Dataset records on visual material

************

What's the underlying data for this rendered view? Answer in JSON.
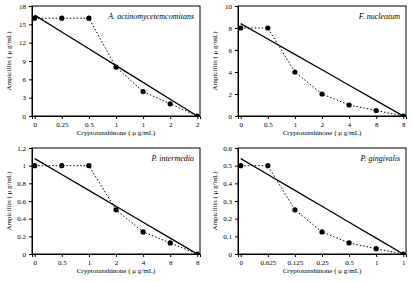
{
  "chart_data": [
    {
      "type": "line",
      "title": "A. actinomycetemcomitans",
      "x_label": "Cryptotanshinone ( μ g/mL)",
      "y_label": "Ampicillin ( μ g/mL)",
      "categories": [
        "0",
        "0.25",
        "0.5",
        "1",
        "1",
        "2",
        "2"
      ],
      "ylim": [
        0,
        18
      ],
      "yticks": [
        0,
        3,
        6,
        9,
        12,
        15,
        18
      ],
      "series": [
        {
          "values": [
            16,
            16,
            16,
            8,
            4,
            2,
            0
          ],
          "color": "#000000",
          "line_style": "dotted",
          "marker": "circle"
        },
        {
          "values": [
            16.5,
            13.75,
            11,
            8.25,
            5.5,
            2.75,
            0
          ],
          "color": "#000000",
          "line_style": "solid"
        }
      ]
    },
    {
      "type": "line",
      "title": "F. nucleatum",
      "x_label": "Cryptotanshinone ( μ g/mL)",
      "y_label": "Ampicillin ( μ g/mL)",
      "categories": [
        "0",
        "0.5",
        "1",
        "2",
        "4",
        "8",
        "8"
      ],
      "ylim": [
        0,
        10
      ],
      "yticks": [
        0,
        2,
        4,
        6,
        8,
        10
      ],
      "series": [
        {
          "values": [
            8,
            8,
            4,
            2,
            1,
            0.5,
            0
          ],
          "color": "#000000",
          "line_style": "dotted",
          "marker": "circle"
        },
        {
          "values": [
            8.4,
            7,
            5.6,
            4.2,
            2.8,
            1.4,
            0
          ],
          "color": "#000000",
          "line_style": "solid"
        }
      ]
    },
    {
      "type": "line",
      "title": "P. intermedia",
      "x_label": "Cryptotanshinone ( μ g/mL)",
      "y_label": "Ampicillin ( μ g/mL)",
      "categories": [
        "0",
        "0.5",
        "1",
        "2",
        "4",
        "8",
        "8"
      ],
      "ylim": [
        0,
        1.2
      ],
      "yticks": [
        0,
        0.2,
        0.4,
        0.6,
        0.8,
        1,
        1.2
      ],
      "series": [
        {
          "values": [
            1,
            1,
            1,
            0.5,
            0.25,
            0.125,
            0
          ],
          "color": "#000000",
          "line_style": "dotted",
          "marker": "circle"
        },
        {
          "values": [
            1.08,
            0.9,
            0.72,
            0.54,
            0.36,
            0.18,
            0
          ],
          "color": "#000000",
          "line_style": "solid"
        }
      ]
    },
    {
      "type": "line",
      "title": "P. gingivalis",
      "x_label": "Cryptotanshinone ( μ g/mL)",
      "y_label": "Ampicillin ( μ g/mL)",
      "categories": [
        "0",
        "0.625",
        "0.125",
        "0.25",
        "0.5",
        "1",
        "1"
      ],
      "ylim": [
        0,
        0.6
      ],
      "yticks": [
        0,
        0.1,
        0.2,
        0.3,
        0.4,
        0.5,
        0.6
      ],
      "series": [
        {
          "values": [
            0.5,
            0.5,
            0.25,
            0.125,
            0.0625,
            0.03,
            0
          ],
          "color": "#000000",
          "line_style": "dotted",
          "marker": "circle"
        },
        {
          "values": [
            0.54,
            0.45,
            0.36,
            0.27,
            0.18,
            0.09,
            0
          ],
          "color": "#000000",
          "line_style": "solid"
        }
      ]
    }
  ]
}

************

● **PROBLEM REQUIREMENTS**
Set down every record once more, word for word, without pictures.

● **SOLUTION FOR THIS PROBLEM**
What's the underlying data for this rendered view? Answer in JSON.
{
  "chart_data": [
    {
      "type": "line",
      "title": "A. actinomycetemcomitans",
      "x_label": "Cryptotanshinone ( μ g/mL)",
      "y_label": "Ampicillin ( μ g/mL)",
      "categories": [
        "0",
        "0.25",
        "0.5",
        "1",
        "1",
        "2",
        "2"
      ],
      "ylim": [
        0,
        18
      ],
      "yticks": [
        0,
        3,
        6,
        9,
        12,
        15,
        18
      ],
      "series": [
        {
          "values": [
            16,
            16,
            16,
            8,
            4,
            2,
            0
          ],
          "color": "#000000",
          "line_style": "dotted",
          "marker": "circle"
        },
        {
          "values": [
            16.5,
            13.75,
            11,
            8.25,
            5.5,
            2.75,
            0
          ],
          "color": "#000000",
          "line_style": "solid"
        }
      ]
    },
    {
      "type": "line",
      "title": "F. nucleatum",
      "x_label": "Cryptotanshinone ( μ g/mL)",
      "y_label": "Ampicillin ( μ g/mL)",
      "categories": [
        "0",
        "0.5",
        "1",
        "2",
        "4",
        "8",
        "8"
      ],
      "ylim": [
        0,
        10
      ],
      "yticks": [
        0,
        2,
        4,
        6,
        8,
        10
      ],
      "series": [
        {
          "values": [
            8,
            8,
            4,
            2,
            1,
            0.5,
            0
          ],
          "color": "#000000",
          "line_style": "dotted",
          "marker": "circle"
        },
        {
          "values": [
            8.4,
            7,
            5.6,
            4.2,
            2.8,
            1.4,
            0
          ],
          "color": "#000000",
          "line_style": "solid"
        }
      ]
    },
    {
      "type": "line",
      "title": "P. intermedia",
      "x_label": "Cryptotanshinone ( μ g/mL)",
      "y_label": "Ampicillin ( μ g/mL)",
      "categories": [
        "0",
        "0.5",
        "1",
        "2",
        "4",
        "8",
        "8"
      ],
      "ylim": [
        0,
        1.2
      ],
      "yticks": [
        0,
        0.2,
        0.4,
        0.6,
        0.8,
        1,
        1.2
      ],
      "series": [
        {
          "values": [
            1,
            1,
            1,
            0.5,
            0.25,
            0.125,
            0
          ],
          "color": "#000000",
          "line_style": "dotted",
          "marker": "circle"
        },
        {
          "values": [
            1.08,
            0.9,
            0.72,
            0.54,
            0.36,
            0.18,
            0
          ],
          "color": "#000000",
          "line_style": "solid"
        }
      ]
    },
    {
      "type": "line",
      "title": "P. gingivalis",
      "x_label": "Cryptotanshinone ( μ g/mL)",
      "y_label": "Ampicillin ( μ g/mL)",
      "categories": [
        "0",
        "0.625",
        "0.125",
        "0.25",
        "0.5",
        "1",
        "1"
      ],
      "ylim": [
        0,
        0.6
      ],
      "yticks": [
        0,
        0.1,
        0.2,
        0.3,
        0.4,
        0.5,
        0.6
      ],
      "series": [
        {
          "values": [
            0.5,
            0.5,
            0.25,
            0.125,
            0.0625,
            0.03,
            0
          ],
          "color": "#000000",
          "line_style": "dotted",
          "marker": "circle"
        },
        {
          "values": [
            0.54,
            0.45,
            0.36,
            0.27,
            0.18,
            0.09,
            0
          ],
          "color": "#000000",
          "line_style": "solid"
        }
      ]
    }
  ]
}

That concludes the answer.